*GIVEN REQUEST*. Count every line that holds the string "standards", and report the number alone.

*RECORDS*.
++++++++++

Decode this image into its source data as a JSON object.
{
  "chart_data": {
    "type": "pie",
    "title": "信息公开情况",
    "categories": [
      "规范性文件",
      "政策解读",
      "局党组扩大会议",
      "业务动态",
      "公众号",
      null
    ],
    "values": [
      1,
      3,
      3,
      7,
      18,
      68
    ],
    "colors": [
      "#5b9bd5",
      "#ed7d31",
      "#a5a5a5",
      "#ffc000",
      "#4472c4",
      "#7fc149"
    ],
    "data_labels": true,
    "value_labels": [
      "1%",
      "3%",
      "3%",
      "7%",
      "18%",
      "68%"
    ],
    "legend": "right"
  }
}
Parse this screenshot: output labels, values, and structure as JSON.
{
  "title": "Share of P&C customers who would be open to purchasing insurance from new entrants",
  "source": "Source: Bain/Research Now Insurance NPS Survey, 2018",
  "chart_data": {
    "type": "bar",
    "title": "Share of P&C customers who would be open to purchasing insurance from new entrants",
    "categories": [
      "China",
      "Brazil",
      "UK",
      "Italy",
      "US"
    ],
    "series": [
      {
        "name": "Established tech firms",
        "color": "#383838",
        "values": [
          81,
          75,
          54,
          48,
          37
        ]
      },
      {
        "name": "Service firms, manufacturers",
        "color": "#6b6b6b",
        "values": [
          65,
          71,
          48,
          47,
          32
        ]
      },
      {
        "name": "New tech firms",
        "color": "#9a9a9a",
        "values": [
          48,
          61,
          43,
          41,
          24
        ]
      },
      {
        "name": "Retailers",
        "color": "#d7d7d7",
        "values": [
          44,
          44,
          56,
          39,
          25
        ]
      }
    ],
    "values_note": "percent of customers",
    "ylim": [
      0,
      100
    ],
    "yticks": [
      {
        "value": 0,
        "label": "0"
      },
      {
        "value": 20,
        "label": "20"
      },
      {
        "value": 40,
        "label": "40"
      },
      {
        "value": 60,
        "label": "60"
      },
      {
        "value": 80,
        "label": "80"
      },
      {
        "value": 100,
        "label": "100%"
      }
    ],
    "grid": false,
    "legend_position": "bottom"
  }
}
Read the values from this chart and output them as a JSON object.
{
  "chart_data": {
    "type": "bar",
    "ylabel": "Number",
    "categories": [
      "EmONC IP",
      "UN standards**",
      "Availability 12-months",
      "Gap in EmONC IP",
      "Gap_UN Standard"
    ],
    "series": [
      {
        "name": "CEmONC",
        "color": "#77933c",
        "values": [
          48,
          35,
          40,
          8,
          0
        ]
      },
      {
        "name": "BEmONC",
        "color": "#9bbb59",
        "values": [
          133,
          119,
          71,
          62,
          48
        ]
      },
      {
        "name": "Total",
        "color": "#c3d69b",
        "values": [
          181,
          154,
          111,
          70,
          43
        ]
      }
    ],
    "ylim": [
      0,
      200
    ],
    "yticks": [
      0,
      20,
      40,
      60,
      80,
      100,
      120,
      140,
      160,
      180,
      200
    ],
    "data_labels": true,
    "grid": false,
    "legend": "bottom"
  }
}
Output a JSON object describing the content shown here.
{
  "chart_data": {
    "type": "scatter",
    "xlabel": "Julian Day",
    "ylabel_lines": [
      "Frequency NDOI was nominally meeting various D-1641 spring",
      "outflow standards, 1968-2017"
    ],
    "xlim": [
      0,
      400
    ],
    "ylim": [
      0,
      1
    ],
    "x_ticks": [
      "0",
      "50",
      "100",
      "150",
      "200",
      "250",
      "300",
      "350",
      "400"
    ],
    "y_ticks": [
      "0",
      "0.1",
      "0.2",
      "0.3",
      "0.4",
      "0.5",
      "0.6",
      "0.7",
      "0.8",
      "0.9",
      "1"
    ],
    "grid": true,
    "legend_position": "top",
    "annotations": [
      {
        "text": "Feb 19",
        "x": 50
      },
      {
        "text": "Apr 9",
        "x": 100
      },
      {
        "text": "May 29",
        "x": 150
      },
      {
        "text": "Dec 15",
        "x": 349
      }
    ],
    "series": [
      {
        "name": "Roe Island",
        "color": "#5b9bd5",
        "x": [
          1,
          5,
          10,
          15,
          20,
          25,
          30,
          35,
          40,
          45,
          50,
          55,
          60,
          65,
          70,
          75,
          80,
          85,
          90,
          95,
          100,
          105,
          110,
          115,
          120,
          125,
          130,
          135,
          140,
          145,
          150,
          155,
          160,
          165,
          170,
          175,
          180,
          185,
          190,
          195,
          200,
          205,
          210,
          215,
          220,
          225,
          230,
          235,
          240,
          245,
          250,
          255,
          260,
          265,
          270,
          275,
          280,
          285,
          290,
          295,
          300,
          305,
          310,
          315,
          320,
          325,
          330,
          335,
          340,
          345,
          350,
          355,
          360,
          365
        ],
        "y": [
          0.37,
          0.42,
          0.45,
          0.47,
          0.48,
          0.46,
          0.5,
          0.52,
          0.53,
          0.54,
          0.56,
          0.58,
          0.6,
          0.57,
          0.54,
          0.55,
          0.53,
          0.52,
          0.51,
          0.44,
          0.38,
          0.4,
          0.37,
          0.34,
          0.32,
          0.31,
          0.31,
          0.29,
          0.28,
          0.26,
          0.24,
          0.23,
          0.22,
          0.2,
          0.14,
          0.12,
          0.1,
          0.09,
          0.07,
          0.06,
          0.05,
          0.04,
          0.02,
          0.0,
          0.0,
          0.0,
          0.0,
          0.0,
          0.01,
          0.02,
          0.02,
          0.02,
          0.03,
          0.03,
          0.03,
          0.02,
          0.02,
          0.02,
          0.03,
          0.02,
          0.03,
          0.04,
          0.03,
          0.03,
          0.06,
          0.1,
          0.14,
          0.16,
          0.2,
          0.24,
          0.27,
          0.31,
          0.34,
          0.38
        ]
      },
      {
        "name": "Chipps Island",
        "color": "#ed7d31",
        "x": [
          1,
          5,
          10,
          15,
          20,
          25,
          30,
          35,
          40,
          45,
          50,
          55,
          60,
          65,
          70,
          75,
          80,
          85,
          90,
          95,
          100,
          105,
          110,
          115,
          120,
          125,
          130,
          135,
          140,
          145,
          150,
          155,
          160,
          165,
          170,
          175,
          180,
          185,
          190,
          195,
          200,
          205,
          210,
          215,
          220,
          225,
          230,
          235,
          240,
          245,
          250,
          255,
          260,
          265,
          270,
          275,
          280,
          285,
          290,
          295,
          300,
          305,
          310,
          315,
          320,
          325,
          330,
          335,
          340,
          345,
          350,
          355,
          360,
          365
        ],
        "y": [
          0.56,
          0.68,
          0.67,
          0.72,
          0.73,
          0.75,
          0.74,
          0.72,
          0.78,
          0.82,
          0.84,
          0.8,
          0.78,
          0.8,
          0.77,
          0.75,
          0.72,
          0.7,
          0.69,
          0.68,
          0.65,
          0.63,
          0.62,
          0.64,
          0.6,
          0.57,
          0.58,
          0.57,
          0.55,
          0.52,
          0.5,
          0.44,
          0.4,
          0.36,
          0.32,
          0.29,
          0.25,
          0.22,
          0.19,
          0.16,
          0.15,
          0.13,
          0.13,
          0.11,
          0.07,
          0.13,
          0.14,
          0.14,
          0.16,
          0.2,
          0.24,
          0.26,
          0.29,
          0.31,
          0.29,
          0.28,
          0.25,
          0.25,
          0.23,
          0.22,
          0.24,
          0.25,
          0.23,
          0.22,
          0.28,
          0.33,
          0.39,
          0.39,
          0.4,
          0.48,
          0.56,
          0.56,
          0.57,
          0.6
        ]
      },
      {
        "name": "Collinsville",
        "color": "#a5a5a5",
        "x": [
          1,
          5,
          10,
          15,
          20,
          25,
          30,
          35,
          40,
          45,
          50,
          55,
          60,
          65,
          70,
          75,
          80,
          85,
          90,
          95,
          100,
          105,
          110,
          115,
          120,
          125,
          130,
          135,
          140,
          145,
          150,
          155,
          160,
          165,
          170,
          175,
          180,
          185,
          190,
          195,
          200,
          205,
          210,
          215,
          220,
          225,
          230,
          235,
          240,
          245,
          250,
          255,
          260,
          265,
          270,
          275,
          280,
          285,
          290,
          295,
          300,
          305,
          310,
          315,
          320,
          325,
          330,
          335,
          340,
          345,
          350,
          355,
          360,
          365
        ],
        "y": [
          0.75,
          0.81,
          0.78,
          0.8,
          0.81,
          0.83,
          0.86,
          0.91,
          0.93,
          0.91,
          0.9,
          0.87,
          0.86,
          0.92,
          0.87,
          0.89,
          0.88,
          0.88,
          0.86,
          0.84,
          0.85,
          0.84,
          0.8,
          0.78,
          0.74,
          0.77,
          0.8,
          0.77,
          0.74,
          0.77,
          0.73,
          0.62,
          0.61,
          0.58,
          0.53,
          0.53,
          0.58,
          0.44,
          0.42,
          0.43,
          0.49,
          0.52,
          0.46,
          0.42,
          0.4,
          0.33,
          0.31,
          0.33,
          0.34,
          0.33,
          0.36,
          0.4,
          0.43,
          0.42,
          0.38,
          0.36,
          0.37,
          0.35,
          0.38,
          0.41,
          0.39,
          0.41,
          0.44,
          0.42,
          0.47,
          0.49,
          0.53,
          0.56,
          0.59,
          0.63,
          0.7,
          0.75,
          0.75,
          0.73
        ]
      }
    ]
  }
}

++++++++++

*FINISHED EXERCISE*. 2